Rows from a dataset:
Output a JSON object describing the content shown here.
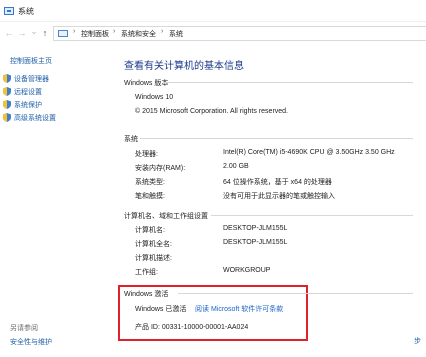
{
  "window": {
    "title": "系统"
  },
  "nav": {
    "back": "←",
    "forward": "→",
    "dropdown": "⌄",
    "up": "↑",
    "breadcrumb": [
      "控制面板",
      "系统和安全",
      "系统"
    ],
    "separator": "›"
  },
  "sidebar": {
    "home": "控制面板主页",
    "links": [
      "设备管理器",
      "远程设置",
      "系统保护",
      "高级系统设置"
    ],
    "see_also_heading": "另请参阅",
    "see_also_links": [
      "安全性与维护"
    ]
  },
  "main": {
    "title": "查看有关计算机的基本信息",
    "edition": {
      "heading": "Windows 版本",
      "name": "Windows 10",
      "copyright": "© 2015 Microsoft Corporation. All rights reserved."
    },
    "system": {
      "heading": "系统",
      "rows": [
        {
          "label": "处理器:",
          "value": "Intel(R) Core(TM) i5-4690K CPU @ 3.50GHz   3.50 GHz"
        },
        {
          "label": "安装内存(RAM):",
          "value": "2.00 GB"
        },
        {
          "label": "系统类型:",
          "value": "64 位操作系统，基于 x64 的处理器"
        },
        {
          "label": "笔和触摸:",
          "value": "没有可用于此显示器的笔或触控输入"
        }
      ]
    },
    "computer": {
      "heading": "计算机名、域和工作组设置",
      "rows": [
        {
          "label": "计算机名:",
          "value": "DESKTOP-JLM155L"
        },
        {
          "label": "计算机全名:",
          "value": "DESKTOP-JLM155L"
        },
        {
          "label": "计算机描述:",
          "value": ""
        },
        {
          "label": "工作组:",
          "value": "WORKGROUP"
        }
      ]
    },
    "activation": {
      "heading": "Windows 激活",
      "status": "Windows 已激活",
      "license_link": "阅读 Microsoft 软件许可条款",
      "product_id": "产品 ID: 00331-10000-00001-AA024"
    }
  },
  "edge_fragment": "步"
}
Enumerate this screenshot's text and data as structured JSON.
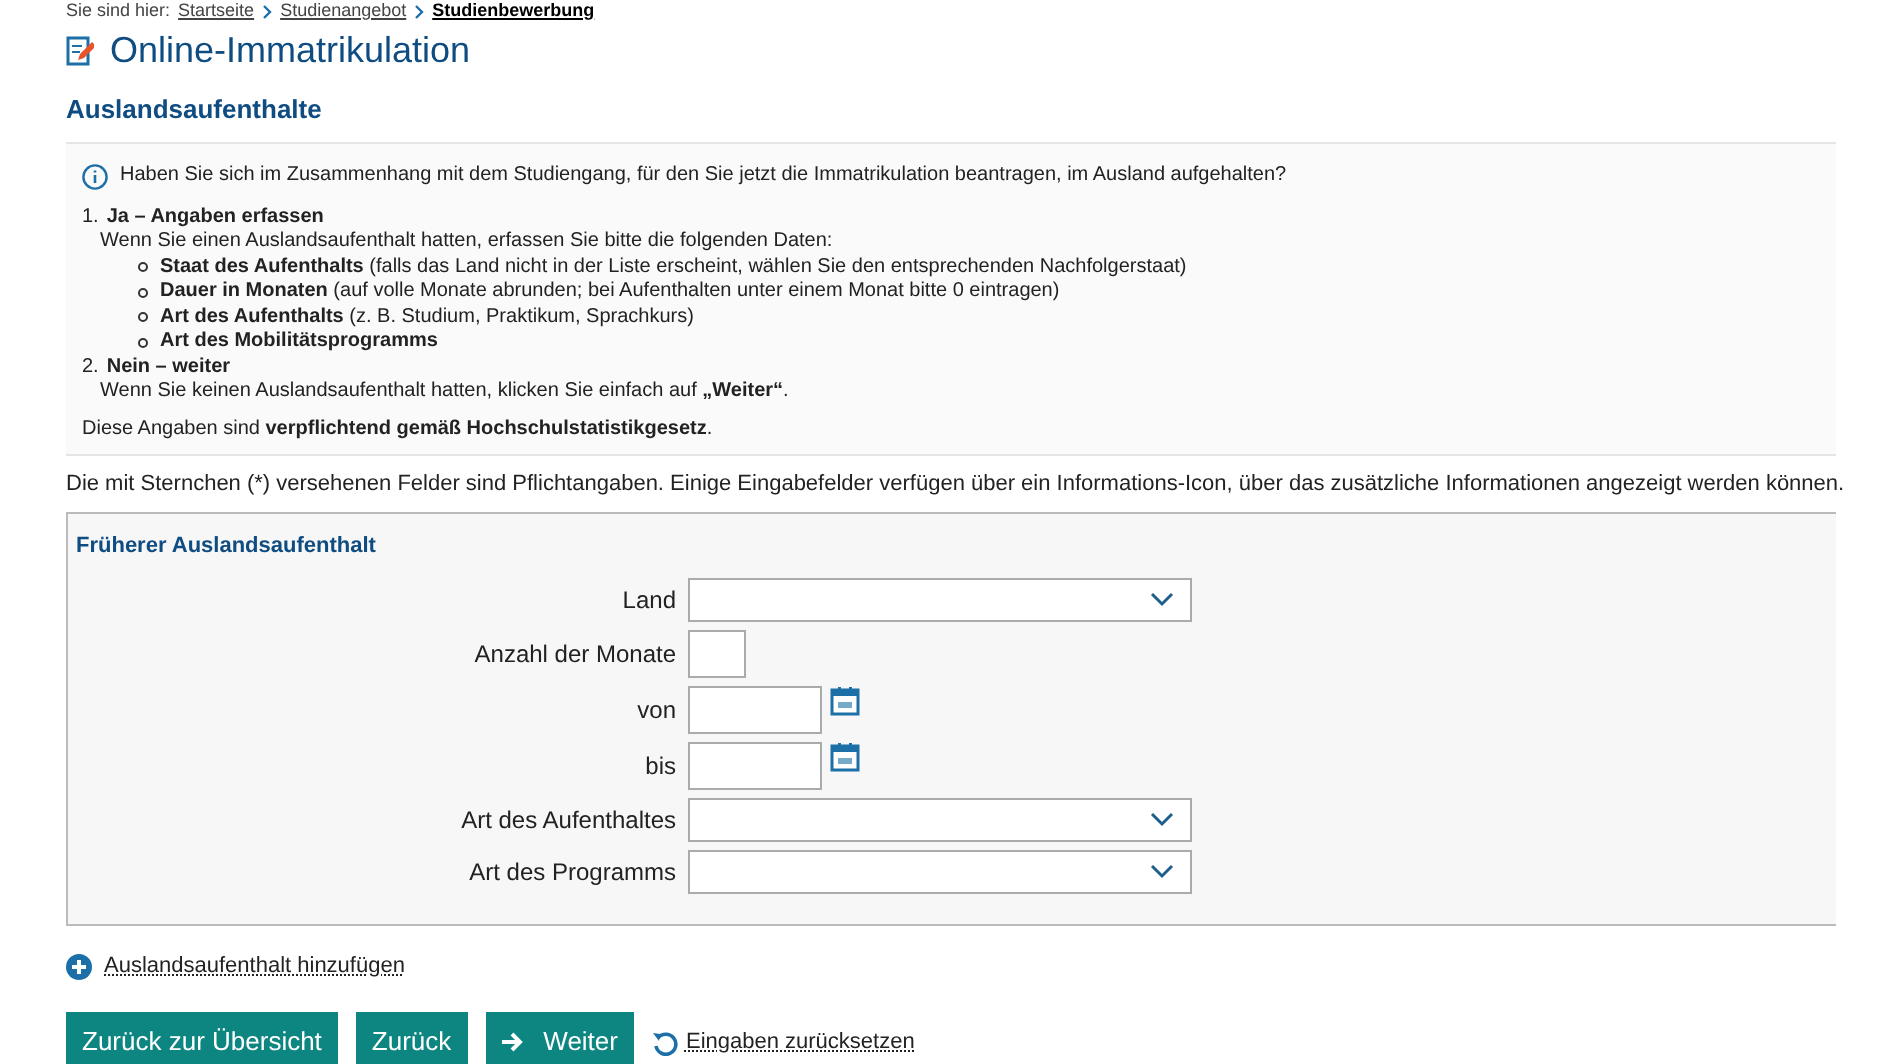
{
  "breadcrumb": {
    "label": "Sie sind hier:",
    "items": [
      {
        "text": "Startseite",
        "kind": "link"
      },
      {
        "text": "Studienangebot",
        "kind": "link"
      },
      {
        "text": "Studienbewerbung",
        "kind": "current"
      }
    ]
  },
  "title": "Online-Immatrikulation",
  "subtitle": "Auslandsaufenthalte",
  "info": {
    "question": "Haben Sie sich im Zusammenhang mit dem Studiengang, für den Sie jetzt die Immatrikulation beantragen, im Ausland aufgehalten?",
    "steps": [
      {
        "number": "1.",
        "heading": "Ja – Angaben erfassen",
        "text": "Wenn Sie einen Auslandsaufenthalt hatten, erfassen Sie bitte die folgenden Daten:",
        "bullets": [
          "**Staat des Aufenthalts** (falls das Land nicht in der Liste erscheint, wählen Sie den entsprechenden Nachfolgerstaat)",
          "**Dauer in Monaten** (auf volle Monate abrunden; bei Aufenthalten unter einem Monat bitte 0 eintragen)",
          "**Art des Aufenthalts** (z. B. Studium, Praktikum, Sprachkurs)",
          "**Art des Mobilitätsprogramms**"
        ]
      },
      {
        "number": "2.",
        "heading": "Nein – weiter",
        "text": "Wenn Sie keinen Auslandsaufenthalt hatten, klicken Sie einfach auf **„Weiter“**."
      }
    ],
    "note": "Diese Angaben sind **verpflichtend gemäß Hochschulstatistikgesetz**."
  },
  "required_note": "Die mit Sternchen (*) versehenen Felder sind Pflichtangaben. Einige Eingabefelder verfügen über ein Informations-Icon, über das zusätzliche Informationen angezeigt werden können.",
  "form": {
    "title": "Früherer Auslandsaufenthalt",
    "fields": [
      {
        "label": "Land",
        "kind": "select"
      },
      {
        "label": "Anzahl der Monate",
        "kind": "number"
      },
      {
        "label": "von",
        "kind": "date"
      },
      {
        "label": "bis",
        "kind": "date"
      },
      {
        "label": "Art des Aufenthaltes",
        "kind": "select"
      },
      {
        "label": "Art des Programms",
        "kind": "select"
      }
    ]
  },
  "add_link": "Auslandsaufenthalt hinzufügen",
  "buttons": [
    {
      "label": "Zurück zur Übersicht",
      "kind": "plain"
    },
    {
      "label": "Zurück",
      "kind": "plain"
    },
    {
      "label": "Weiter",
      "kind": "next"
    }
  ],
  "reset_link": "Eingaben zurücksetzen"
}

> **Requirements**
Give all the lines above again, character for character, without pictures.

> **Task response**
Output a JSON object describing the content shown here.
{
  "window": {
    "title": "系统"
  },
  "nav": {
    "back": "←",
    "forward": "→",
    "dropdown": "⌄",
    "up": "↑",
    "breadcrumb": [
      "控制面板",
      "系统和安全",
      "系统"
    ],
    "separator": "›"
  },
  "sidebar": {
    "home": "控制面板主页",
    "links": [
      "设备管理器",
      "远程设置",
      "系统保护",
      "高级系统设置"
    ],
    "see_also_heading": "另请参阅",
    "see_also_links": [
      "安全性与维护"
    ]
  },
  "main": {
    "title": "查看有关计算机的基本信息",
    "edition": {
      "heading": "Windows 版本",
      "name": "Windows 10",
      "copyright": "© 2015 Microsoft Corporation. All rights reserved."
    },
    "system": {
      "heading": "系统",
      "rows": [
        {
          "label": "处理器:",
          "value": "Intel(R) Core(TM) i5-4690K CPU @ 3.50GHz   3.50 GHz"
        },
        {
          "label": "安装内存(RAM):",
          "value": "2.00 GB"
        },
        {
          "label": "系统类型:",
          "value": "64 位操作系统，基于 x64 的处理器"
        },
        {
          "label": "笔和触摸:",
          "value": "没有可用于此显示器的笔或触控输入"
        }
      ]
    },
    "computer": {
      "heading": "计算机名、域和工作组设置",
      "rows": [
        {
          "label": "计算机名:",
          "value": "DESKTOP-JLM155L"
        },
        {
          "label": "计算机全名:",
          "value": "DESKTOP-JLM155L"
        },
        {
          "label": "计算机描述:",
          "value": ""
        },
        {
          "label": "工作组:",
          "value": "WORKGROUP"
        }
      ]
    },
    "activation": {
      "heading": "Windows 激活",
      "status": "Windows 已激活",
      "license_link": "阅读 Microsoft 软件许可条款",
      "product_id": "产品 ID: 00331-10000-00001-AA024"
    }
  },
  "edge_fragment": "步"
}
Enumerate this screenshot's text and data as structured JSON.
{
  "breadcrumb": {
    "label": "Sie sind hier:",
    "items": [
      {
        "text": "Startseite",
        "kind": "link"
      },
      {
        "text": "Studienangebot",
        "kind": "link"
      },
      {
        "text": "Studienbewerbung",
        "kind": "current"
      }
    ]
  },
  "title": "Online-Immatrikulation",
  "subtitle": "Auslandsaufenthalte",
  "info": {
    "question": "Haben Sie sich im Zusammenhang mit dem Studiengang, für den Sie jetzt die Immatrikulation beantragen, im Ausland aufgehalten?",
    "steps": [
      {
        "number": "1.",
        "heading": "Ja – Angaben erfassen",
        "text": "Wenn Sie einen Auslandsaufenthalt hatten, erfassen Sie bitte die folgenden Daten:",
        "bullets": [
          "**Staat des Aufenthalts** (falls das Land nicht in der Liste erscheint, wählen Sie den entsprechenden Nachfolgerstaat)",
          "**Dauer in Monaten** (auf volle Monate abrunden; bei Aufenthalten unter einem Monat bitte 0 eintragen)",
          "**Art des Aufenthalts** (z. B. Studium, Praktikum, Sprachkurs)",
          "**Art des Mobilitätsprogramms**"
        ]
      },
      {
        "number": "2.",
        "heading": "Nein – weiter",
        "text": "Wenn Sie keinen Auslandsaufenthalt hatten, klicken Sie einfach auf **„Weiter“**."
      }
    ],
    "note": "Diese Angaben sind **verpflichtend gemäß Hochschulstatistikgesetz**."
  },
  "required_note": "Die mit Sternchen (*) versehenen Felder sind Pflichtangaben. Einige Eingabefelder verfügen über ein Informations-Icon, über das zusätzliche Informationen angezeigt werden können.",
  "form": {
    "title": "Früherer Auslandsaufenthalt",
    "fields": [
      {
        "label": "Land",
        "kind": "select"
      },
      {
        "label": "Anzahl der Monate",
        "kind": "number"
      },
      {
        "label": "von",
        "kind": "date"
      },
      {
        "label": "bis",
        "kind": "date"
      },
      {
        "label": "Art des Aufenthaltes",
        "kind": "select"
      },
      {
        "label": "Art des Programms",
        "kind": "select"
      }
    ]
  },
  "add_link": "Auslandsaufenthalt hinzufügen",
  "buttons": [
    {
      "label": "Zurück zur Übersicht",
      "kind": "plain"
    },
    {
      "label": "Zurück",
      "kind": "plain"
    },
    {
      "label": "Weiter",
      "kind": "next"
    }
  ],
  "reset_link": "Eingaben zurücksetzen"
}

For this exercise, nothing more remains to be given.